Exercise aim -> Restate the full listing word for word and leave the pictures out.

-- START Entries shown --

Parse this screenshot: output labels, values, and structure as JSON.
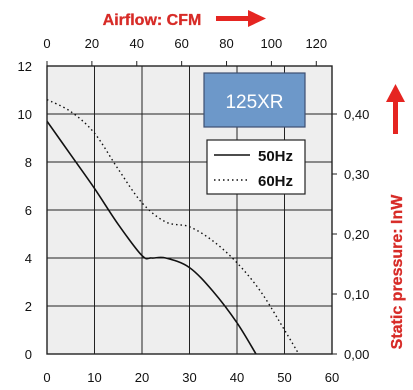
{
  "chart_data": {
    "type": "line",
    "model_label": "125XR",
    "x_bottom": {
      "ticks": [
        0,
        10,
        20,
        30,
        40,
        50,
        60
      ],
      "range": [
        0,
        60
      ]
    },
    "x_top": {
      "label": "Airflow: CFM",
      "ticks": [
        0,
        20,
        40,
        60,
        80,
        100,
        120
      ],
      "range": [
        0,
        127
      ]
    },
    "y_left": {
      "ticks": [
        0,
        2,
        4,
        6,
        8,
        10,
        12
      ],
      "range": [
        0,
        12
      ]
    },
    "y_right": {
      "label": "Static pressure: InW",
      "ticks": [
        "0,00",
        "0,10",
        "0,20",
        "0,30",
        "0,40"
      ],
      "tick_values": [
        0,
        2.5,
        5,
        7.5,
        10
      ]
    },
    "grid": true,
    "legend_position": "top-right",
    "series": [
      {
        "name": "50Hz",
        "style": "solid",
        "points": [
          [
            0,
            9.7
          ],
          [
            5,
            8.3
          ],
          [
            10,
            6.9
          ],
          [
            15,
            5.4
          ],
          [
            20,
            4.1
          ],
          [
            22,
            4.0
          ],
          [
            25,
            4.0
          ],
          [
            30,
            3.6
          ],
          [
            35,
            2.6
          ],
          [
            40,
            1.3
          ],
          [
            44,
            0.0
          ]
        ]
      },
      {
        "name": "60Hz",
        "style": "dotted",
        "points": [
          [
            0,
            10.6
          ],
          [
            5,
            10.1
          ],
          [
            10,
            9.2
          ],
          [
            15,
            7.7
          ],
          [
            20,
            6.3
          ],
          [
            25,
            5.5
          ],
          [
            30,
            5.3
          ],
          [
            35,
            4.7
          ],
          [
            40,
            3.8
          ],
          [
            45,
            2.6
          ],
          [
            50,
            1.0
          ],
          [
            53,
            0.0
          ]
        ]
      }
    ],
    "colors": {
      "title_red": "#d72b27",
      "arrow_red": "#e52521",
      "box_fill": "#6d98c9",
      "box_border": "#3d4f72",
      "plot_bg": "#eeeeee",
      "grid": "#222222"
    }
  }
}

-- END Entries shown --

Completed task ->
Parse this screenshot: output labels, values, and structure as JSON.
{
  "chart_data": {
    "type": "line",
    "model_label": "125XR",
    "x_bottom": {
      "ticks": [
        0,
        10,
        20,
        30,
        40,
        50,
        60
      ],
      "range": [
        0,
        60
      ]
    },
    "x_top": {
      "label": "Airflow: CFM",
      "ticks": [
        0,
        20,
        40,
        60,
        80,
        100,
        120
      ],
      "range": [
        0,
        127
      ]
    },
    "y_left": {
      "ticks": [
        0,
        2,
        4,
        6,
        8,
        10,
        12
      ],
      "range": [
        0,
        12
      ]
    },
    "y_right": {
      "label": "Static pressure: InW",
      "ticks": [
        "0,00",
        "0,10",
        "0,20",
        "0,30",
        "0,40"
      ],
      "tick_values": [
        0,
        2.5,
        5,
        7.5,
        10
      ]
    },
    "grid": true,
    "legend_position": "top-right",
    "series": [
      {
        "name": "50Hz",
        "style": "solid",
        "points": [
          [
            0,
            9.7
          ],
          [
            5,
            8.3
          ],
          [
            10,
            6.9
          ],
          [
            15,
            5.4
          ],
          [
            20,
            4.1
          ],
          [
            22,
            4.0
          ],
          [
            25,
            4.0
          ],
          [
            30,
            3.6
          ],
          [
            35,
            2.6
          ],
          [
            40,
            1.3
          ],
          [
            44,
            0.0
          ]
        ]
      },
      {
        "name": "60Hz",
        "style": "dotted",
        "points": [
          [
            0,
            10.6
          ],
          [
            5,
            10.1
          ],
          [
            10,
            9.2
          ],
          [
            15,
            7.7
          ],
          [
            20,
            6.3
          ],
          [
            25,
            5.5
          ],
          [
            30,
            5.3
          ],
          [
            35,
            4.7
          ],
          [
            40,
            3.8
          ],
          [
            45,
            2.6
          ],
          [
            50,
            1.0
          ],
          [
            53,
            0.0
          ]
        ]
      }
    ],
    "colors": {
      "title_red": "#d72b27",
      "arrow_red": "#e52521",
      "box_fill": "#6d98c9",
      "box_border": "#3d4f72",
      "plot_bg": "#eeeeee",
      "grid": "#222222"
    }
  }
}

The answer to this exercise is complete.